### Passage given

The feast of the Epiphany began as an Eastern Church celebration, designed to celebrate the baptism of Christ, bu attaching to it as it did the visit of the Magi, the Western Church celebrated something of supreme importance to us – the extension of God’s salvation to the Gentiles.

There are many signs that the Gospel writers initially thought that Christ’s mission was only to the Jews: Matthew 10:5Matthew 15:26 and Mark 7:27, and some of the problems which Paul had with the Judaisers stemmed from this sense possessed by some of the earliest converts that Jesus’ mission was only to the Chosen People. Paul hammers away at this in his great Epistle to the Romans, and of course his whole mission was testimony to the fact that it was not ancestry and the law which saved, but faith in the Lord Jesus.

It is interesting that it should be Matthew alone amongst the Synoptic Gospels who mentions the Magi – as scholars are agreed that the community to which he wrote was a Jewish one.  The parallels between the story of Moses in Exodus and of this part of Christ’s life would have been very clear to the Jewish audience. But if parts of his Gospel look backwards to Jewish tradition, the story of the Magi looks forward to the final words of his Gospel:

19 Go therefore and make disciples of all the nations, baptizing them in the name of the Father and of the Son and of the Holy Spirit, 20 teaching them to observe all things that I have commanded you; and lo, I am with you always, even to the end of the age.” Amen.

‘All the nations’ are to be evangelised, not just the Jews. The Magi, who sincerely wish to pay homage to the real ‘King of the Jews’ is contrasted with the behaviour of the actual ‘king of the Jews’; the message is plain – from the beginning Gentiles worshipped the Christ. Their acceptance prefigures the conversion of the Gentiles.  As Paul told the Galatians‘There is neither Jew nor Greek, there is neither slave nor free, there is neither male nor female; for you are all one in Christ Jesus.’

That was, as it remains, a truly radical message. We are all one in Christ. The things which divide us, indeed the things we use to define ourselves, are naught to Him or to those who are in Him.

It is hard  for us to recapture how radical it was to those first Jewish followers to be told that the Samaritans could be ‘saved’: the Good Samaritan and the Samaritan woman at the well both serve, as do the Magi and the Roman Centurion at the crucifixion, of the faith that would be found in the Gentiles. There have always been, and always will be, those who feel that the Gospel message is just for them and their kind, but the coming of the Magi reminds us that it is for all who will follow His star and heed the Epiphany that Jesus is Lord.

That message would get the early Christians thrown out of the Temple, it would make them outcasts in their own land – but it would pave the way for the conversion of the whole world. At this Epiphany-tide it is good to remember those Wise Men – because they prefigure us.

Like Eliot’s Magi, we cannot encounter Jesus without being changed. Our old signposts are no longer of use, and we need to follow the new ones in this new dispensation. As St Leo the Great wrote:

“the wise men do not go back the same way they had come. It was appropriate for them, now that they believed in Christ, not to walk along the paths of the former way of life, but to take a new path and refrain from the straying that had been left behind …”

Sermon 33, 6 January 443

Eliot captures perfectly that change – and the unease it brings. At that time he was, himself, a convert, and knew whereof he wrote.

### Stated exercise 1
In the Epiphany passage, which of the Synoptic Gospels is the only one to mention the Magi?
The passage and the entries come from different sources.

### Task data

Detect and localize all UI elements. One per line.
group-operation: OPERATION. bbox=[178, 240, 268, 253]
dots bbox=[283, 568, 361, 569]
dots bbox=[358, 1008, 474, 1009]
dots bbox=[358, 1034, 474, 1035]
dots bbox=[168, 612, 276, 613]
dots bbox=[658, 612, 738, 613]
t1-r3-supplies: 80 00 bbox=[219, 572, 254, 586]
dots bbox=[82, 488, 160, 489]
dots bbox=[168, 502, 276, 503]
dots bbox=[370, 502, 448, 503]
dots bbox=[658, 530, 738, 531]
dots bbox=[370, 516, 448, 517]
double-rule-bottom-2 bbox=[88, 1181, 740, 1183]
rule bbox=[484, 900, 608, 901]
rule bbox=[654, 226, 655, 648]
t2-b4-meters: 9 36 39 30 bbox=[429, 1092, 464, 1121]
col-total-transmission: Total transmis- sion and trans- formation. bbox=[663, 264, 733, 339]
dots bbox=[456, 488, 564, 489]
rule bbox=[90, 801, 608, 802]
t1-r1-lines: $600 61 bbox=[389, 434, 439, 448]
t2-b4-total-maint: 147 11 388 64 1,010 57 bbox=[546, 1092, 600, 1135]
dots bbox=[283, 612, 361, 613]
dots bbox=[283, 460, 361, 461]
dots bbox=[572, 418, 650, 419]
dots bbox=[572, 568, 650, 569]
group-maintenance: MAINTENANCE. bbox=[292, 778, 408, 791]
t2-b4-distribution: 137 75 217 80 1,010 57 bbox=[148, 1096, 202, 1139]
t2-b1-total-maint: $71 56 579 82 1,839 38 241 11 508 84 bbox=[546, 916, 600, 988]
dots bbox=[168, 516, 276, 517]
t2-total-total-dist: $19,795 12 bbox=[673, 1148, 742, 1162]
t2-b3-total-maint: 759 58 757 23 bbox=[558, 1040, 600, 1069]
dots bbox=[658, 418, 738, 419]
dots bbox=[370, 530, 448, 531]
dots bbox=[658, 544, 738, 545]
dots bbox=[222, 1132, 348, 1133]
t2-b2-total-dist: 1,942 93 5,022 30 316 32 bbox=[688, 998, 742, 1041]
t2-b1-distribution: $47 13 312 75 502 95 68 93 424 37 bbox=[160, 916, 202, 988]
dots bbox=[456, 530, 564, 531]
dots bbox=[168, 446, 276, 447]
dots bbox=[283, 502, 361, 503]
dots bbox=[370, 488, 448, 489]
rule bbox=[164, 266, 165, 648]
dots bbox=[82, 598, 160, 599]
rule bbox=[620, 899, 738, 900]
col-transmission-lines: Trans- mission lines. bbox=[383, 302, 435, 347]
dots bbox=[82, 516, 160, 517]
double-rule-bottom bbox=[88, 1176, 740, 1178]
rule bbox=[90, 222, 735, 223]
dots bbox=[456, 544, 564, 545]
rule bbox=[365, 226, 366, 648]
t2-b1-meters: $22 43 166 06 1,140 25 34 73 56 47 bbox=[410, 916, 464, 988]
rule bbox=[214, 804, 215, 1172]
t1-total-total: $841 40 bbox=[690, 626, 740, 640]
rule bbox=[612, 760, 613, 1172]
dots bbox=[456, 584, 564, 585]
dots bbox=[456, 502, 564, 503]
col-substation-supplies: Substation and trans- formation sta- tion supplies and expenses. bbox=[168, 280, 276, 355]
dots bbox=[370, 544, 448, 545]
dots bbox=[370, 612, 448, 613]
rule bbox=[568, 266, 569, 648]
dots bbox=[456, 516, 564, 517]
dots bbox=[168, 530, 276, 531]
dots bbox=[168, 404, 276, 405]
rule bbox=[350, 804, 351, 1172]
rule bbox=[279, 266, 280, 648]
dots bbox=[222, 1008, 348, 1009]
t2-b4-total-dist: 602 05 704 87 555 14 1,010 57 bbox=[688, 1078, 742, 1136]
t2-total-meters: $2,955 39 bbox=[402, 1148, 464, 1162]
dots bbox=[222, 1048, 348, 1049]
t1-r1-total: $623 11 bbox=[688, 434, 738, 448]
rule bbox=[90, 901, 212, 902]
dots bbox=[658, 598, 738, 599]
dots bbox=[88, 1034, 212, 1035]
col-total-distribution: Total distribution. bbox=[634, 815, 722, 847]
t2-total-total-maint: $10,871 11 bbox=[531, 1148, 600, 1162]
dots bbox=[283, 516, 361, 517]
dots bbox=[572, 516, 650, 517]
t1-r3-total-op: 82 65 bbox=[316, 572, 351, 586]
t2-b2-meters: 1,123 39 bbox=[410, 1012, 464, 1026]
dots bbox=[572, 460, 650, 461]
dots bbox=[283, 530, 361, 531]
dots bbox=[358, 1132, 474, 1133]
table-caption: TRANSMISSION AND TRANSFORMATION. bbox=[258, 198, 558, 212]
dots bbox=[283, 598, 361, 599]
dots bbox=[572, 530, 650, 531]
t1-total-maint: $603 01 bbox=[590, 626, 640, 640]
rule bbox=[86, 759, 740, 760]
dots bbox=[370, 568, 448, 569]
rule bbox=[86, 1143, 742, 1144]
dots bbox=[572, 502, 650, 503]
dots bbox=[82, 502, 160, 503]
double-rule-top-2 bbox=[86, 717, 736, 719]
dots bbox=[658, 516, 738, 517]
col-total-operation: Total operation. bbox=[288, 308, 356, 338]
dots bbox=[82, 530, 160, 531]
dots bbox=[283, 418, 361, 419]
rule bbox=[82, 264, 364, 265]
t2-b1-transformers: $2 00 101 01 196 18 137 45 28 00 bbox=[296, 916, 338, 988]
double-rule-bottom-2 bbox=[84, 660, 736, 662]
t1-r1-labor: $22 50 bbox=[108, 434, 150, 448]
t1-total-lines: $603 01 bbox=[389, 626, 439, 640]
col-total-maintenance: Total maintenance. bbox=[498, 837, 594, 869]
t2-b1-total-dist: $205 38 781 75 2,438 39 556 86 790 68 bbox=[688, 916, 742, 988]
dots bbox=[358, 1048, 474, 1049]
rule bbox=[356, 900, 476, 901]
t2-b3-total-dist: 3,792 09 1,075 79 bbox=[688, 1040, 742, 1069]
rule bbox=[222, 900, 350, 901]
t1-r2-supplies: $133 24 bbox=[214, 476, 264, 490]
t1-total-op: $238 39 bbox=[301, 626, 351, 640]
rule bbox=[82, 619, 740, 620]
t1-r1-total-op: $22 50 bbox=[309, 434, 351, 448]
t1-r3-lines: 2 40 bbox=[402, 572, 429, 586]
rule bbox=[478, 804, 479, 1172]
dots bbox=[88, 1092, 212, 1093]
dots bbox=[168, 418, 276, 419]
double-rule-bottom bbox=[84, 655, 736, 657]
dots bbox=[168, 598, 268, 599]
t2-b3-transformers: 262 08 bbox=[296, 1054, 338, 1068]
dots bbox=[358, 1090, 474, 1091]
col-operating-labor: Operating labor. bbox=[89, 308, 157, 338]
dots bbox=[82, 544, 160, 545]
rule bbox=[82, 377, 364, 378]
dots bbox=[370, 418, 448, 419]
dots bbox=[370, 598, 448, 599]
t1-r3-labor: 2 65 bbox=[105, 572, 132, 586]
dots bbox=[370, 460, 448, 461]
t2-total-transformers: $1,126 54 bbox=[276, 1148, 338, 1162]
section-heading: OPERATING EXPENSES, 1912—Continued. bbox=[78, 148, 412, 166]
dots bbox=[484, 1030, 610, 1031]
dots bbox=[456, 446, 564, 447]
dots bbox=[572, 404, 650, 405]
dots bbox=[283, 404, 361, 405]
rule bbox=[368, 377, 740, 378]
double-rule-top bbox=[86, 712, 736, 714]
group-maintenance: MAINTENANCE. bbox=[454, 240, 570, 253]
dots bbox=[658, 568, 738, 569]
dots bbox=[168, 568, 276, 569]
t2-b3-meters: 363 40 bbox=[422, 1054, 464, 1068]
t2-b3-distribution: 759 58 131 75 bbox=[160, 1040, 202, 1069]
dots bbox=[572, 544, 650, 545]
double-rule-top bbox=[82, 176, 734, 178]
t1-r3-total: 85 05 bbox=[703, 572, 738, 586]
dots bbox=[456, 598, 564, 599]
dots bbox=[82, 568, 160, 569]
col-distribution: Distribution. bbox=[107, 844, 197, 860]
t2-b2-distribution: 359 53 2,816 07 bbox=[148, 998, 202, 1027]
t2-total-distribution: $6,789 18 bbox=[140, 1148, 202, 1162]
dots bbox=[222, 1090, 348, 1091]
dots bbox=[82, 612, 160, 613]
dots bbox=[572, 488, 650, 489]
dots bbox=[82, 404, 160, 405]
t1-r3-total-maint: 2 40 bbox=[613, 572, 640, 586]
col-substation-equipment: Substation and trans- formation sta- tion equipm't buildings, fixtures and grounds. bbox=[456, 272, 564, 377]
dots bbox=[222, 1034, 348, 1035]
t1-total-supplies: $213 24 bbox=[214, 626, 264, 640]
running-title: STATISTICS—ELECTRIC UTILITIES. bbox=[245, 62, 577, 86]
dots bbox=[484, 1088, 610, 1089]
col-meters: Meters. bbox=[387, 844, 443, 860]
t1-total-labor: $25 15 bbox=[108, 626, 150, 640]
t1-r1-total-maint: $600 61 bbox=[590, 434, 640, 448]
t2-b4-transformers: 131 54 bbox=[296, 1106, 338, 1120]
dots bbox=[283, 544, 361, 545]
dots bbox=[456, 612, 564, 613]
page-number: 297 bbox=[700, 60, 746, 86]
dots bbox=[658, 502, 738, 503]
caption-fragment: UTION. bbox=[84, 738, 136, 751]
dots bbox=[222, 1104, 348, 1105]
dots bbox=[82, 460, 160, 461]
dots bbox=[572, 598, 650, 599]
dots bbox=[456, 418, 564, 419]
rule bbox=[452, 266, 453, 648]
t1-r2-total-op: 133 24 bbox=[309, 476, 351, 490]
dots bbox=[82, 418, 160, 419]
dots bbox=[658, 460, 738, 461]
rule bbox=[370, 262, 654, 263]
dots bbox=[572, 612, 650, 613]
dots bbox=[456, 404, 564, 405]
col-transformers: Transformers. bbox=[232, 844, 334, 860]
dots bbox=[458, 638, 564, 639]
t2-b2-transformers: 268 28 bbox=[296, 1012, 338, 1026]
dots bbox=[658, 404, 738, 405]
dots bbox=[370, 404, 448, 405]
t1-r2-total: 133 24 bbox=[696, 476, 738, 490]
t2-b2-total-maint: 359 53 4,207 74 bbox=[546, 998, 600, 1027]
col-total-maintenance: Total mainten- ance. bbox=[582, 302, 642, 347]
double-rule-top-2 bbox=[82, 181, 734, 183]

### Stated exercise 2
Please turn the entries, from their first line to the line with "dots bbox=[222, 1132, 348, 1133]", into a numbered list and omit any blank lines.

### Answer 1
Matthew

### Answer 2
1. Detect and localize all UI elements. One per line.
2. group-operation: OPERATION. bbox=[178, 240, 268, 253]
3. dots bbox=[283, 568, 361, 569]
4. dots bbox=[358, 1008, 474, 1009]
5. dots bbox=[358, 1034, 474, 1035]
6. dots bbox=[168, 612, 276, 613]
7. dots bbox=[658, 612, 738, 613]
8. t1-r3-supplies: 80 00 bbox=[219, 572, 254, 586]
9. dots bbox=[82, 488, 160, 489]
10. dots bbox=[168, 502, 276, 503]
11. dots bbox=[370, 502, 448, 503]
12. dots bbox=[658, 530, 738, 531]
13. dots bbox=[370, 516, 448, 517]
14. double-rule-bottom-2 bbox=[88, 1181, 740, 1183]
15. rule bbox=[484, 900, 608, 901]
16. rule bbox=[654, 226, 655, 648]
17. t2-b4-meters: 9 36 39 30 bbox=[429, 1092, 464, 1121]
18. col-total-transmission: Total transmis- sion and trans- formation. bbox=[663, 264, 733, 339]
19. dots bbox=[456, 488, 564, 489]
20. rule bbox=[90, 801, 608, 802]
21. t1-r1-lines: $600 61 bbox=[389, 434, 439, 448]
22. t2-b4-total-maint: 147 11 388 64 1,010 57 bbox=[546, 1092, 600, 1135]
23. dots bbox=[283, 612, 361, 613]
24. dots bbox=[283, 460, 361, 461]
25. dots bbox=[572, 418, 650, 419]
26. dots bbox=[572, 568, 650, 569]
27. group-maintenance: MAINTENANCE. bbox=[292, 778, 408, 791]
28. t2-b4-distribution: 137 75 217 80 1,010 57 bbox=[148, 1096, 202, 1139]
29. t2-b1-total-maint: $71 56 579 82 1,839 38 241 11 508 84 bbox=[546, 916, 600, 988]
30. dots bbox=[168, 516, 276, 517]
31. t2-total-total-dist: $19,795 12 bbox=[673, 1148, 742, 1162]
32. t2-b3-total-maint: 759 58 757 23 bbox=[558, 1040, 600, 1069]
33. dots bbox=[658, 418, 738, 419]
34. dots bbox=[370, 530, 448, 531]
35. dots bbox=[658, 544, 738, 545]
36. dots bbox=[222, 1132, 348, 1133]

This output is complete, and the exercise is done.